BEGIN SOURCE DOCUMENT

The change has not been formally announced, but was discovered accidentally when a government hospital opened registrations for the wrong regimen and had to cancel them, reports the Bangkok Post.
Siriraj Hospital announced its monthly vaccination schedule on Facebook on Thursday (Sept 9). It said it would administer AstraZeneca to people aged 18 or over who had not yet received any COVID vaccine from Sept 25 to Oct 3. Bookings were to be made through its Siriraj Connect mobile application from Sept 10-20.
As people prepared to tap in, the state hospital issued another announcement the next day, apologising for the “inconsistencies”. It said it had to cancel the previous announcement because the policy of the Ministry of Public Health was to give Sinovac as the first shot and AstraZeneca as the second. It promised to open registrations again when it gets hold of the vaccines it needs.
The about-turn has raised questions about what the policy on free vaccinations is now.
Opas Karnkawinpong, director-general of the ministry’s Disease Control Department, clarified on Saturday (Sept 11) that the main regimen was now Sinovac as the first shot and AstraZeneca as the second, effective immediately.
The main reason behind the change, he said, is to speed up vaccinations.
The AstraZeneca-AstraZeneca formula requires triple the waiting time between shots, at 12 weeks, compared to four weeks for the Sinovac-AstraZeneca cocktail, he said.
As authorities want to fully vaccinate as many people as soon as possible in order to slow down the spread of the Delta variant, the change is appropriate, Dr Opas added.
Discussing efficacy, he assured the public that both regimens offered comparable levels of immunity.

END SOURCE DOCUMENT

» REQUIRED ACTION
Copy out the vaccine regimen article between "The main reason" and "cocktail, he said.", inclusive, renaming "waiting time" as "interval" throughout. The records that come next are separate material, unrelated to the vaccine regimen article.

BEGIN LISTED RECORDS

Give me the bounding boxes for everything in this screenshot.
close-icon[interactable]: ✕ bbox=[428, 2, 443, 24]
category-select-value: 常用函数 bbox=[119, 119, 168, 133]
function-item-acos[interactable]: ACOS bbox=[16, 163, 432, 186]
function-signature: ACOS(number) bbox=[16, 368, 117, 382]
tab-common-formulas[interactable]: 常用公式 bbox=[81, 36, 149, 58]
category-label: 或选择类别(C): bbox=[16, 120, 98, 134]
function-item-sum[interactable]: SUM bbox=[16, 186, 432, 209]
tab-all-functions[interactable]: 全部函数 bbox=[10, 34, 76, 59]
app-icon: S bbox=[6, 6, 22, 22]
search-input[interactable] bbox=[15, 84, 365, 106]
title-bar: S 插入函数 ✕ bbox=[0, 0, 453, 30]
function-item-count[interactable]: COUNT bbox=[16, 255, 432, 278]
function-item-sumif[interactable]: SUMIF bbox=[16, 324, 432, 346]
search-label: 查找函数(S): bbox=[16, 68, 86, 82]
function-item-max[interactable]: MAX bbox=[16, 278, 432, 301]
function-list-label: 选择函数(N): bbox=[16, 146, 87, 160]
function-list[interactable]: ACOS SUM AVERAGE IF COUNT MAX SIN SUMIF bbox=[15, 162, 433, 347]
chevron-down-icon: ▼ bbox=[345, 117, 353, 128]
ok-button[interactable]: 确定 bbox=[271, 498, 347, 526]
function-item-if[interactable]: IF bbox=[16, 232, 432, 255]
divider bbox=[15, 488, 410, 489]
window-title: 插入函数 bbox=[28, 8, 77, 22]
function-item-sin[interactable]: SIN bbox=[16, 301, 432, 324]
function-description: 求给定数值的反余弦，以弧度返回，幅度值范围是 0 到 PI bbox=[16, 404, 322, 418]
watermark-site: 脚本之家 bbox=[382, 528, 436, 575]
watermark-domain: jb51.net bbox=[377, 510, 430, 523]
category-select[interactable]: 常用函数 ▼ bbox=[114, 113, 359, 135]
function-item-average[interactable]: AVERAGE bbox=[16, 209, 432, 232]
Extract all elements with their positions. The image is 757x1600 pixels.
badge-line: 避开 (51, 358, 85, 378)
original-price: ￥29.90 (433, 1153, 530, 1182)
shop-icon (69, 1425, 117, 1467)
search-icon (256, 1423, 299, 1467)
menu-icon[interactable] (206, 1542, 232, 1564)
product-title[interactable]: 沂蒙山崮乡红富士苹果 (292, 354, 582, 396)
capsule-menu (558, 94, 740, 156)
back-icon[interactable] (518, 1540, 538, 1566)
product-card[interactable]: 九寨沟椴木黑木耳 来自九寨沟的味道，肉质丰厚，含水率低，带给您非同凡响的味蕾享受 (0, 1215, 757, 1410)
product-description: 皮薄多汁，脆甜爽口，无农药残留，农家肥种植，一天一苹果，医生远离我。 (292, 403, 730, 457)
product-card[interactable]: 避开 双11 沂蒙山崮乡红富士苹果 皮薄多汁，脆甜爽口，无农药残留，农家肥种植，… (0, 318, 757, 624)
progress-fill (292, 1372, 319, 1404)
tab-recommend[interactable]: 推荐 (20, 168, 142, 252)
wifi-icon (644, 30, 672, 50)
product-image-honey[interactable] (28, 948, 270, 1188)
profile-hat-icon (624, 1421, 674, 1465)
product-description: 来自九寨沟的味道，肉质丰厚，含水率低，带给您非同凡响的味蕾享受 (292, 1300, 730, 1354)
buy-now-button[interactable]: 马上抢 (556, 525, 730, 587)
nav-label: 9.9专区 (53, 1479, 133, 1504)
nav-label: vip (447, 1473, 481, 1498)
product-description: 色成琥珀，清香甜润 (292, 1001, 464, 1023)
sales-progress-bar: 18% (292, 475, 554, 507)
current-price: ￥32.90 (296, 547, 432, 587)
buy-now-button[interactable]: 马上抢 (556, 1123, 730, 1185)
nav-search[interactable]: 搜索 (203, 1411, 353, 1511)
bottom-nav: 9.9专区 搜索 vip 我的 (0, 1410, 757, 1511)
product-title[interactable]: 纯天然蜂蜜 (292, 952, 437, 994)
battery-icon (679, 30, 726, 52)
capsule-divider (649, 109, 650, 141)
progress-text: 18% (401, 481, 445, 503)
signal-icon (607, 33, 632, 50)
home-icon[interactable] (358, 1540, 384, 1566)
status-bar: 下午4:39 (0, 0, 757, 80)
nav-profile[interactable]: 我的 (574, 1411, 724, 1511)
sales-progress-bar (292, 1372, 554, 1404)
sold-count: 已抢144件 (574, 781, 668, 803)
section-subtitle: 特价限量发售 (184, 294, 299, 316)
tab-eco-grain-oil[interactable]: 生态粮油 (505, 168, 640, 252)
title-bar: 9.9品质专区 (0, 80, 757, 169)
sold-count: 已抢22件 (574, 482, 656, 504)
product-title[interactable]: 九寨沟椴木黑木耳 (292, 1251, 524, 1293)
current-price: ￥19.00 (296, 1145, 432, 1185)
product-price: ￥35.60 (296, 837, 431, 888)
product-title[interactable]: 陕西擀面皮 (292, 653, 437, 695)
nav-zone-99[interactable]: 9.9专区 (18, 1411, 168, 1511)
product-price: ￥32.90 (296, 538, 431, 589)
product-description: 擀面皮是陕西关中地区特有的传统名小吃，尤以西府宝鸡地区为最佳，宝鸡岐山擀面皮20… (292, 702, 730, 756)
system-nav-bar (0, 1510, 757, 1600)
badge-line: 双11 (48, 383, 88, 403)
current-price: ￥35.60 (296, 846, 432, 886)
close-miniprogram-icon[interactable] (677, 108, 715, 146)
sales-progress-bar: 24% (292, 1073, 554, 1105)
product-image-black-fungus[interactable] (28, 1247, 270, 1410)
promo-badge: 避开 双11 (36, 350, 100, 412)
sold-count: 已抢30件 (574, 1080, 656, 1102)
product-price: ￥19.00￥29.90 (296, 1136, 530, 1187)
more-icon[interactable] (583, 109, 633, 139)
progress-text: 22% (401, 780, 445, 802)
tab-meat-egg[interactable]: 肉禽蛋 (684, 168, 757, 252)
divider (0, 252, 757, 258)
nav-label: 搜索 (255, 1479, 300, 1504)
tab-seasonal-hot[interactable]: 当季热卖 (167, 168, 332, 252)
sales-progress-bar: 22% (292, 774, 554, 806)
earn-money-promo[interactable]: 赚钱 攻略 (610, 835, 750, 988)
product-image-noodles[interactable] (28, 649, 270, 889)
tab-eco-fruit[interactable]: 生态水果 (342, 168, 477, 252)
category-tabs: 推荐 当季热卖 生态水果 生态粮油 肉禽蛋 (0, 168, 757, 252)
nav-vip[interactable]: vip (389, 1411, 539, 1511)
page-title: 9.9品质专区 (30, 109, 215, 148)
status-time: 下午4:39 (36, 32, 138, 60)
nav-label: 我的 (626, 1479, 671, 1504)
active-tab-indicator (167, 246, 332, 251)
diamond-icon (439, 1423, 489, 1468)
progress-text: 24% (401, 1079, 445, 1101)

END LISTED RECORDS

» EXPECTED ANSWER
The main reason behind the change, he said, is to speed up vaccinations.
The AstraZeneca-AstraZeneca formula requires triple the interval between shots, at 12 weeks, compared to four weeks for the Sinovac-AstraZeneca cocktail, he said.